--- DATA LINES ---
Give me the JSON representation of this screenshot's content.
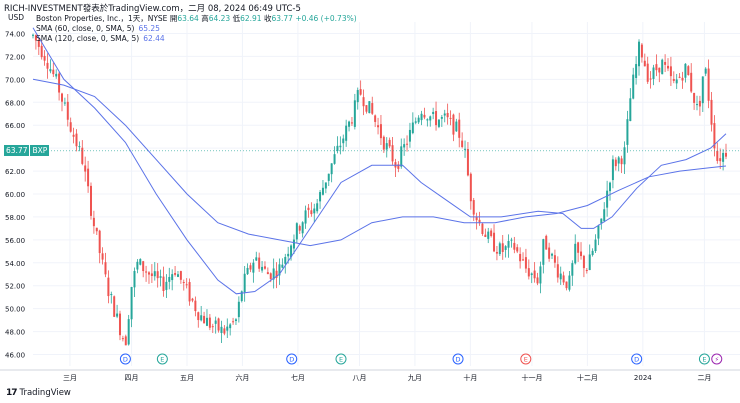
{
  "header": {
    "topline": "RICH-INVESTMENT發表於TradingView.com，二月 08, 2024 06:49 UTC-5",
    "currency": "USD",
    "symbol_line": "Boston Properties, Inc.，1天，NYSE",
    "ohlc": {
      "o_label": "開",
      "o": "63.64",
      "h_label": "高",
      "h": "64.23",
      "l_label": "低",
      "l": "62.91",
      "c_label": "收",
      "c": "63.77",
      "change": "+0.46 (+0.73%)"
    },
    "sma1_label": "SMA (60, close, 0, SMA, 5)",
    "sma1_value": "65.25",
    "sma2_label": "SMA (120, close, 0, SMA, 5)",
    "sma2_value": "62.44"
  },
  "price_tag": {
    "price": "63.77",
    "symbol": "BXP"
  },
  "brand": {
    "logo": "17",
    "name": "TradingView"
  },
  "colors": {
    "up": "#26a69a",
    "down": "#ef5350",
    "sma": "#5b73e8",
    "grid": "#f0f3fa",
    "axis_text": "#131722"
  },
  "chart_data": {
    "type": "candlestick",
    "y_axis": {
      "min": 45.0,
      "max": 75.0,
      "ticks": [
        46.0,
        48.0,
        50.0,
        52.0,
        54.0,
        56.0,
        58.0,
        60.0,
        62.0,
        64.0,
        66.0,
        68.0,
        70.0,
        72.0,
        74.0
      ]
    },
    "y_tick_labels": [
      "46.00",
      "48.00",
      "50.00",
      "52.00",
      "54.00",
      "56.00",
      "58.00",
      "60.00",
      "62.00",
      "64.00",
      "66.00",
      "68.00",
      "70.00",
      "72.00",
      "74.00"
    ],
    "x_labels": [
      {
        "label": "三月",
        "t": 0.06
      },
      {
        "label": "四月",
        "t": 0.16
      },
      {
        "label": "五月",
        "t": 0.25
      },
      {
        "label": "六月",
        "t": 0.34
      },
      {
        "label": "七月",
        "t": 0.43
      },
      {
        "label": "八月",
        "t": 0.53
      },
      {
        "label": "九月",
        "t": 0.62
      },
      {
        "label": "十月",
        "t": 0.71
      },
      {
        "label": "十一月",
        "t": 0.81
      },
      {
        "label": "十二月",
        "t": 0.9
      },
      {
        "label": "2024",
        "t": 0.99
      },
      {
        "label": "二月",
        "t": 1.09
      }
    ],
    "path_points": [
      [
        0.0,
        73.8
      ],
      [
        0.02,
        72.0
      ],
      [
        0.04,
        69.5
      ],
      [
        0.06,
        66.0
      ],
      [
        0.08,
        63.0
      ],
      [
        0.1,
        57.0
      ],
      [
        0.12,
        52.0
      ],
      [
        0.14,
        48.5
      ],
      [
        0.15,
        47.0
      ],
      [
        0.16,
        52.0
      ],
      [
        0.17,
        54.0
      ],
      [
        0.19,
        53.0
      ],
      [
        0.21,
        52.0
      ],
      [
        0.23,
        53.5
      ],
      [
        0.25,
        51.5
      ],
      [
        0.27,
        49.5
      ],
      [
        0.29,
        48.5
      ],
      [
        0.31,
        48.0
      ],
      [
        0.33,
        49.0
      ],
      [
        0.34,
        52.0
      ],
      [
        0.36,
        54.5
      ],
      [
        0.38,
        53.0
      ],
      [
        0.4,
        53.5
      ],
      [
        0.42,
        56.0
      ],
      [
        0.44,
        58.0
      ],
      [
        0.46,
        59.0
      ],
      [
        0.48,
        62.0
      ],
      [
        0.5,
        64.5
      ],
      [
        0.52,
        67.0
      ],
      [
        0.53,
        69.0
      ],
      [
        0.55,
        67.0
      ],
      [
        0.57,
        64.5
      ],
      [
        0.59,
        62.5
      ],
      [
        0.61,
        65.0
      ],
      [
        0.63,
        67.5
      ],
      [
        0.65,
        66.5
      ],
      [
        0.67,
        66.5
      ],
      [
        0.69,
        65.5
      ],
      [
        0.7,
        64.0
      ],
      [
        0.71,
        60.0
      ],
      [
        0.72,
        58.0
      ],
      [
        0.74,
        56.0
      ],
      [
        0.76,
        55.0
      ],
      [
        0.78,
        55.5
      ],
      [
        0.8,
        53.5
      ],
      [
        0.82,
        52.5
      ],
      [
        0.83,
        56.0
      ],
      [
        0.85,
        53.5
      ],
      [
        0.87,
        52.0
      ],
      [
        0.88,
        55.0
      ],
      [
        0.9,
        53.5
      ],
      [
        0.92,
        57.0
      ],
      [
        0.94,
        62.5
      ],
      [
        0.96,
        63.5
      ],
      [
        0.97,
        68.5
      ],
      [
        0.985,
        73.0
      ],
      [
        1.0,
        70.0
      ],
      [
        1.02,
        71.5
      ],
      [
        1.04,
        69.5
      ],
      [
        1.06,
        71.0
      ],
      [
        1.08,
        67.0
      ],
      [
        1.09,
        71.5
      ],
      [
        1.1,
        67.0
      ],
      [
        1.11,
        63.0
      ],
      [
        1.125,
        63.77
      ]
    ],
    "sma60": [
      [
        0.0,
        74.5
      ],
      [
        0.05,
        70.0
      ],
      [
        0.1,
        67.5
      ],
      [
        0.15,
        64.5
      ],
      [
        0.2,
        60.0
      ],
      [
        0.25,
        56.0
      ],
      [
        0.3,
        52.5
      ],
      [
        0.33,
        51.3
      ],
      [
        0.36,
        51.5
      ],
      [
        0.4,
        53.0
      ],
      [
        0.45,
        57.0
      ],
      [
        0.5,
        61.0
      ],
      [
        0.55,
        62.5
      ],
      [
        0.6,
        62.5
      ],
      [
        0.63,
        61.0
      ],
      [
        0.67,
        59.5
      ],
      [
        0.71,
        58.0
      ],
      [
        0.76,
        58.0
      ],
      [
        0.82,
        58.5
      ],
      [
        0.86,
        58.3
      ],
      [
        0.89,
        57.0
      ],
      [
        0.91,
        57.0
      ],
      [
        0.94,
        58.0
      ],
      [
        0.98,
        60.5
      ],
      [
        1.02,
        62.5
      ],
      [
        1.06,
        63.0
      ],
      [
        1.1,
        64.0
      ],
      [
        1.125,
        65.25
      ]
    ],
    "sma120": [
      [
        0.0,
        70.0
      ],
      [
        0.05,
        69.5
      ],
      [
        0.1,
        68.5
      ],
      [
        0.15,
        66.0
      ],
      [
        0.2,
        63.0
      ],
      [
        0.25,
        60.0
      ],
      [
        0.3,
        57.5
      ],
      [
        0.35,
        56.5
      ],
      [
        0.4,
        56.0
      ],
      [
        0.45,
        55.5
      ],
      [
        0.5,
        56.0
      ],
      [
        0.55,
        57.5
      ],
      [
        0.6,
        58.0
      ],
      [
        0.65,
        58.0
      ],
      [
        0.7,
        57.5
      ],
      [
        0.75,
        57.5
      ],
      [
        0.8,
        58.0
      ],
      [
        0.85,
        58.3
      ],
      [
        0.9,
        59.0
      ],
      [
        0.95,
        60.3
      ],
      [
        1.0,
        61.5
      ],
      [
        1.05,
        62.0
      ],
      [
        1.1,
        62.3
      ],
      [
        1.125,
        62.44
      ]
    ],
    "events": [
      {
        "type": "D",
        "t": 0.15,
        "color": "#2962ff"
      },
      {
        "type": "E",
        "t": 0.21,
        "color": "#26a69a"
      },
      {
        "type": "D",
        "t": 0.42,
        "color": "#2962ff"
      },
      {
        "type": "E",
        "t": 0.5,
        "color": "#26a69a"
      },
      {
        "type": "D",
        "t": 0.69,
        "color": "#2962ff"
      },
      {
        "type": "E",
        "t": 0.8,
        "color": "#ef5350"
      },
      {
        "type": "D",
        "t": 0.98,
        "color": "#2962ff"
      },
      {
        "type": "E",
        "t": 1.09,
        "color": "#26a69a"
      },
      {
        "type": "⚡",
        "t": 1.11,
        "color": "#9c27b0"
      }
    ]
  }
}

--- YOUR GOAL ---
Check each line of the records for the word "close", and show the lines that contain it.

--- EXPECTED ANSWER ---
    "sma1_label": "SMA (60, close, 0, SMA, 5)",
    "sma2_label": "SMA (120, close, 0, SMA, 5)",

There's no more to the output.